▶ OBJECTIVE
Retype all of the records below line for line without any changes, leaving out the pictures.

··· MATERIALS PROVIDED ···

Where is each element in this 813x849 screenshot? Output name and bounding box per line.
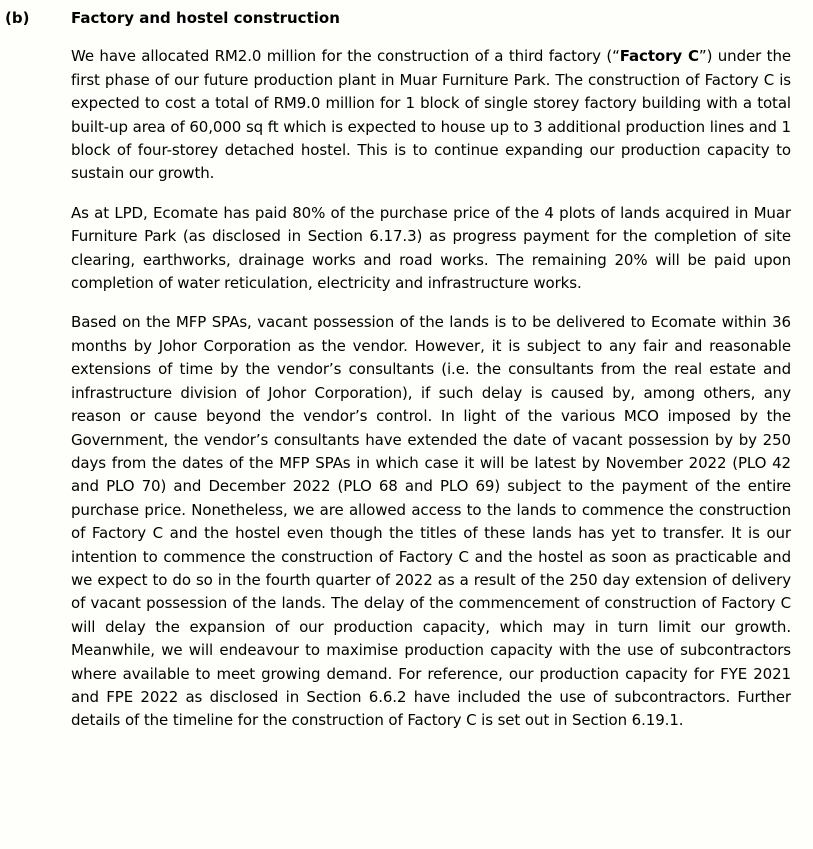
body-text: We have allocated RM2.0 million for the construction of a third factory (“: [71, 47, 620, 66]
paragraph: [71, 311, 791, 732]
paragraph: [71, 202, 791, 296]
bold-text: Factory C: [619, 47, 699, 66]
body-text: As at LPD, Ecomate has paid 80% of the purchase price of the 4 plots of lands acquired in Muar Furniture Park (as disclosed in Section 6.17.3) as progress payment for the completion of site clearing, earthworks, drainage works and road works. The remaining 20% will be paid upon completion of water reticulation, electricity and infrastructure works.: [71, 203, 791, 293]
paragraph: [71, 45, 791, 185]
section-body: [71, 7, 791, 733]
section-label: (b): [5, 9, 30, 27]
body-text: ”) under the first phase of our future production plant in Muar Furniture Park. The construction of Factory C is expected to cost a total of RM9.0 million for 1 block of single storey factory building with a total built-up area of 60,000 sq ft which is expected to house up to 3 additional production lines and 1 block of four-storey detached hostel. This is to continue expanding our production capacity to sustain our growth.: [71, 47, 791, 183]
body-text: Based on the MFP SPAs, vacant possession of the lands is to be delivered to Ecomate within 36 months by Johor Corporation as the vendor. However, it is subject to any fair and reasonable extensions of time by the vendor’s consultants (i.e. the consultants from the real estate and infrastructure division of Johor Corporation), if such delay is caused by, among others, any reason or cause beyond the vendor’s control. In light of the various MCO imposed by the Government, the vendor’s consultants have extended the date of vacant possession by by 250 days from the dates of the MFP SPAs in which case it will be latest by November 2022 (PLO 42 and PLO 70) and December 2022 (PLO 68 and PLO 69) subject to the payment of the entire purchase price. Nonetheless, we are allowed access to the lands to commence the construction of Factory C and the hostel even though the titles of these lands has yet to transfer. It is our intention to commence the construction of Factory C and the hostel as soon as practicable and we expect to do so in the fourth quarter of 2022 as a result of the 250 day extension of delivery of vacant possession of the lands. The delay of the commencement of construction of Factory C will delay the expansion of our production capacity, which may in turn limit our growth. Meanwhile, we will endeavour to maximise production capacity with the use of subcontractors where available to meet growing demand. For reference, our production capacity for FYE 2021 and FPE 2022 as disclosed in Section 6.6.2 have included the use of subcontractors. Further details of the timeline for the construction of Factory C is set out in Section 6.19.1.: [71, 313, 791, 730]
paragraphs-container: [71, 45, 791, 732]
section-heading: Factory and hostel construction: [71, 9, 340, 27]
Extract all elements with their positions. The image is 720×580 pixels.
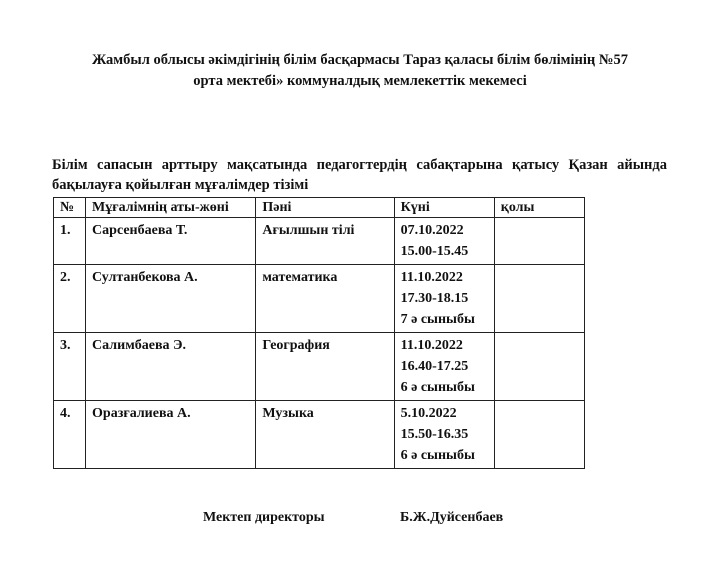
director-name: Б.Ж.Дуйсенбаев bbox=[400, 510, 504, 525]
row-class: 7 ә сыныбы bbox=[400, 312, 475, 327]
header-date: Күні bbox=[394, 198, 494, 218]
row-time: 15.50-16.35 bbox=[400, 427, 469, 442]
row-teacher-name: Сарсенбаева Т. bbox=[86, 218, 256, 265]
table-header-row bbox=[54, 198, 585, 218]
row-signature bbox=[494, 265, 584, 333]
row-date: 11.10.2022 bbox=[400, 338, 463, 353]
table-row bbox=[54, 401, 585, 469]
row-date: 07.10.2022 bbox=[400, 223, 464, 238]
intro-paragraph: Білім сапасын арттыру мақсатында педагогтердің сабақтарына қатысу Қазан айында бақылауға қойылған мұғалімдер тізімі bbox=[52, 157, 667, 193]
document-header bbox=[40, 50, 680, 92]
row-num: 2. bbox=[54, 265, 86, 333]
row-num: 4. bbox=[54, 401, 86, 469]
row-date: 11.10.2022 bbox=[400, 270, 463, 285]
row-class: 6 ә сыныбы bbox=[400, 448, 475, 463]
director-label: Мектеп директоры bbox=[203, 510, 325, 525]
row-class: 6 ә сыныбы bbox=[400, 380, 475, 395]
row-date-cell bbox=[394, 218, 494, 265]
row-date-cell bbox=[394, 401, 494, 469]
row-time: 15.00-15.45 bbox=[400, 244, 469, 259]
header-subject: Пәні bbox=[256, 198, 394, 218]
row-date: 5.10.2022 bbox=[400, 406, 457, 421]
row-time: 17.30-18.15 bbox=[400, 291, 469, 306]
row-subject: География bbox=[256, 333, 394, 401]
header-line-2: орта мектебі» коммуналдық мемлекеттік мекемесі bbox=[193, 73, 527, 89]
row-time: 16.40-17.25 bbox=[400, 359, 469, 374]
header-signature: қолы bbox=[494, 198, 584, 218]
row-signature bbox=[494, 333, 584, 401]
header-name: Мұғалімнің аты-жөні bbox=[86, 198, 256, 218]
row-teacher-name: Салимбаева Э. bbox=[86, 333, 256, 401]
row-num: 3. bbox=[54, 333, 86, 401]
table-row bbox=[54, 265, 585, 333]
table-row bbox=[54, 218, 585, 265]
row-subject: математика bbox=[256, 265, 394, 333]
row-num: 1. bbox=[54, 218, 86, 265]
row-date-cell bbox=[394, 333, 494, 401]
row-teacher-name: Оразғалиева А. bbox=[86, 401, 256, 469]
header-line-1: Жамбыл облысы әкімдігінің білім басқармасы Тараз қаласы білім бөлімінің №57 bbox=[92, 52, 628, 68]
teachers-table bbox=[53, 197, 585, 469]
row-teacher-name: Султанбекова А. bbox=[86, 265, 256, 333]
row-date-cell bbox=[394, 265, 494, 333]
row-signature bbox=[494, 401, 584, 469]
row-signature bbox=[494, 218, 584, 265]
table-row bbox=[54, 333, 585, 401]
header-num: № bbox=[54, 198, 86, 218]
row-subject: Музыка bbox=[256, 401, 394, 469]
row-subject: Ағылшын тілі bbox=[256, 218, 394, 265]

···

▶ OUTPUT FOR THIS TASK
Where is each element in this 813x849 screenshot? Output name and bounding box per line.
body-text: We have allocated RM2.0 million for the construction of a third factory (“: [71, 47, 620, 66]
paragraph: [71, 311, 791, 732]
paragraph: [71, 202, 791, 296]
bold-text: Factory C: [619, 47, 699, 66]
body-text: As at LPD, Ecomate has paid 80% of the purchase price of the 4 plots of lands acquired in Muar Furniture Park (as disclosed in Section 6.17.3) as progress payment for the completion of site clearing, earthworks, drainage works and road works. The remaining 20% will be paid upon completion of water reticulation, electricity and infrastructure works.: [71, 203, 791, 293]
paragraph: [71, 45, 791, 185]
section-body: [71, 7, 791, 733]
section-label: (b): [5, 9, 30, 27]
body-text: ”) under the first phase of our future production plant in Muar Furniture Park. The construction of Factory C is expected to cost a total of RM9.0 million for 1 block of single storey factory building with a total built-up area of 60,000 sq ft which is expected to house up to 3 additional production lines and 1 block of four-storey detached hostel. This is to continue expanding our production capacity to sustain our growth.: [71, 47, 791, 183]
body-text: Based on the MFP SPAs, vacant possession of the lands is to be delivered to Ecomate within 36 months by Johor Corporation as the vendor. However, it is subject to any fair and reasonable extensions of time by the vendor’s consultants (i.e. the consultants from the real estate and infrastructure division of Johor Corporation), if such delay is caused by, among others, any reason or cause beyond the vendor’s control. In light of the various MCO imposed by the Government, the vendor’s consultants have extended the date of vacant possession by by 250 days from the dates of the MFP SPAs in which case it will be latest by November 2022 (PLO 42 and PLO 70) and December 2022 (PLO 68 and PLO 69) subject to the payment of the entire purchase price. Nonetheless, we are allowed access to the lands to commence the construction of Factory C and the hostel even though the titles of these lands has yet to transfer. It is our intention to commence the construction of Factory C and the hostel as soon as practicable and we expect to do so in the fourth quarter of 2022 as a result of the 250 day extension of delivery of vacant possession of the lands. The delay of the commencement of construction of Factory C will delay the expansion of our production capacity, which may in turn limit our growth. Meanwhile, we will endeavour to maximise production capacity with the use of subcontractors where available to meet growing demand. For reference, our production capacity for FYE 2021 and FPE 2022 as disclosed in Section 6.6.2 have included the use of subcontractors. Further details of the timeline for the construction of Factory C is set out in Section 6.19.1.: [71, 313, 791, 730]
paragraphs-container: [71, 45, 791, 732]
section-heading: Factory and hostel construction: [71, 9, 340, 27]
Extract all elements with their positions. The image is 720×580 pixels.
director-name: Б.Ж.Дуйсенбаев bbox=[400, 510, 504, 525]
row-class: 7 ә сыныбы bbox=[400, 312, 475, 327]
header-date: Күні bbox=[394, 198, 494, 218]
row-time: 15.50-16.35 bbox=[400, 427, 469, 442]
row-teacher-name: Сарсенбаева Т. bbox=[86, 218, 256, 265]
table-header-row bbox=[54, 198, 585, 218]
row-signature bbox=[494, 265, 584, 333]
row-date: 11.10.2022 bbox=[400, 338, 463, 353]
table-row bbox=[54, 401, 585, 469]
row-date: 07.10.2022 bbox=[400, 223, 464, 238]
intro-paragraph: Білім сапасын арттыру мақсатында педагогтердің сабақтарына қатысу Қазан айында бақылауға қойылған мұғалімдер тізімі bbox=[52, 157, 667, 193]
document-header bbox=[40, 50, 680, 92]
row-num: 2. bbox=[54, 265, 86, 333]
row-num: 4. bbox=[54, 401, 86, 469]
row-date: 11.10.2022 bbox=[400, 270, 463, 285]
row-class: 6 ә сыныбы bbox=[400, 448, 475, 463]
director-label: Мектеп директоры bbox=[203, 510, 325, 525]
row-class: 6 ә сыныбы bbox=[400, 380, 475, 395]
row-date-cell bbox=[394, 218, 494, 265]
row-date-cell bbox=[394, 401, 494, 469]
row-time: 15.00-15.45 bbox=[400, 244, 469, 259]
header-subject: Пәні bbox=[256, 198, 394, 218]
row-date: 5.10.2022 bbox=[400, 406, 457, 421]
row-time: 17.30-18.15 bbox=[400, 291, 469, 306]
row-subject: География bbox=[256, 333, 394, 401]
header-line-2: орта мектебі» коммуналдық мемлекеттік мекемесі bbox=[193, 73, 527, 89]
row-time: 16.40-17.25 bbox=[400, 359, 469, 374]
header-signature: қолы bbox=[494, 198, 584, 218]
row-signature bbox=[494, 333, 584, 401]
header-name: Мұғалімнің аты-жөні bbox=[86, 198, 256, 218]
row-teacher-name: Салимбаева Э. bbox=[86, 333, 256, 401]
row-num: 3. bbox=[54, 333, 86, 401]
table-row bbox=[54, 265, 585, 333]
table-row bbox=[54, 218, 585, 265]
row-subject: математика bbox=[256, 265, 394, 333]
row-num: 1. bbox=[54, 218, 86, 265]
row-date-cell bbox=[394, 333, 494, 401]
row-teacher-name: Оразғалиева А. bbox=[86, 401, 256, 469]
header-line-1: Жамбыл облысы әкімдігінің білім басқармасы Тараз қаласы білім бөлімінің №57 bbox=[92, 52, 628, 68]
teachers-table bbox=[53, 197, 585, 469]
row-teacher-name: Султанбекова А. bbox=[86, 265, 256, 333]
row-date-cell bbox=[394, 265, 494, 333]
row-signature bbox=[494, 401, 584, 469]
row-signature bbox=[494, 218, 584, 265]
table-row bbox=[54, 333, 585, 401]
header-num: № bbox=[54, 198, 86, 218]
row-subject: Музыка bbox=[256, 401, 394, 469]
row-subject: Ағылшын тілі bbox=[256, 218, 394, 265]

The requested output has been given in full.